━━ Materials provided ━━

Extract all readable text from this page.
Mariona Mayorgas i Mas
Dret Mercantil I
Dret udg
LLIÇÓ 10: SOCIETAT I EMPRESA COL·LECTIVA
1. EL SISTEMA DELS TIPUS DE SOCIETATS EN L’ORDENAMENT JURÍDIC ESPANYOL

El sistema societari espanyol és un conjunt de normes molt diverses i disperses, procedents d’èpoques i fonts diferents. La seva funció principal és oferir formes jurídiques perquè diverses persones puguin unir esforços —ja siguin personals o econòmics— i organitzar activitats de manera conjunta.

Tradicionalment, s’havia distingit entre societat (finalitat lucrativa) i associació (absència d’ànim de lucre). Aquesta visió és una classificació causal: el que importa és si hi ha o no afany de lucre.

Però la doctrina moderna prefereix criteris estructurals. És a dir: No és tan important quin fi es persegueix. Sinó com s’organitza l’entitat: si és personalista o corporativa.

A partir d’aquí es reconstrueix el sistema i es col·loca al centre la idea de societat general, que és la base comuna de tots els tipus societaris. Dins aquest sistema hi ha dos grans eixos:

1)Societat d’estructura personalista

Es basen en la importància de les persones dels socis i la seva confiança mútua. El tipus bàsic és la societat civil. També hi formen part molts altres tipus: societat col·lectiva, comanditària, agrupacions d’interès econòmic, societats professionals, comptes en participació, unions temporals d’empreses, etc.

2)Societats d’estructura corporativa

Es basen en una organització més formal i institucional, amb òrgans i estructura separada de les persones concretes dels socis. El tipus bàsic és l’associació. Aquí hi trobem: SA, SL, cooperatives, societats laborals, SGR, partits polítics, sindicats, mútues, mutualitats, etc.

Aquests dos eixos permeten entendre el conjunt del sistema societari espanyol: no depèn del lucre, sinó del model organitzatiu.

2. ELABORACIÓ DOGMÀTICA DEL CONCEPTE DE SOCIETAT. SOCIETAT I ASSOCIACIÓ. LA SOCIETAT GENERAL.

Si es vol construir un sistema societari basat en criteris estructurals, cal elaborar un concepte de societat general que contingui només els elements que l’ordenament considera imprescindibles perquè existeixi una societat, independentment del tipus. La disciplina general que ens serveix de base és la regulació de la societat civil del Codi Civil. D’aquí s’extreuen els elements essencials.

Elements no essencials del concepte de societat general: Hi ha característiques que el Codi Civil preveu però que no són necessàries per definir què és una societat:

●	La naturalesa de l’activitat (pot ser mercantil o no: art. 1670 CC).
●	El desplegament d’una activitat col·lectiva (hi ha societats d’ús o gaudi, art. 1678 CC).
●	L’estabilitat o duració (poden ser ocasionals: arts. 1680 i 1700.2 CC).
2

━━━

Exercise instructions
Read through the data and copy every line where "personalista" shows up.

Worked answer
Però la doctrina moderna prefereix criteris estructurals. És a dir: No és tan important quin fi es persegueix. Sinó com s’organitza l’entitat: si és personalista o corporativa.
1)Societat d’estructura personalista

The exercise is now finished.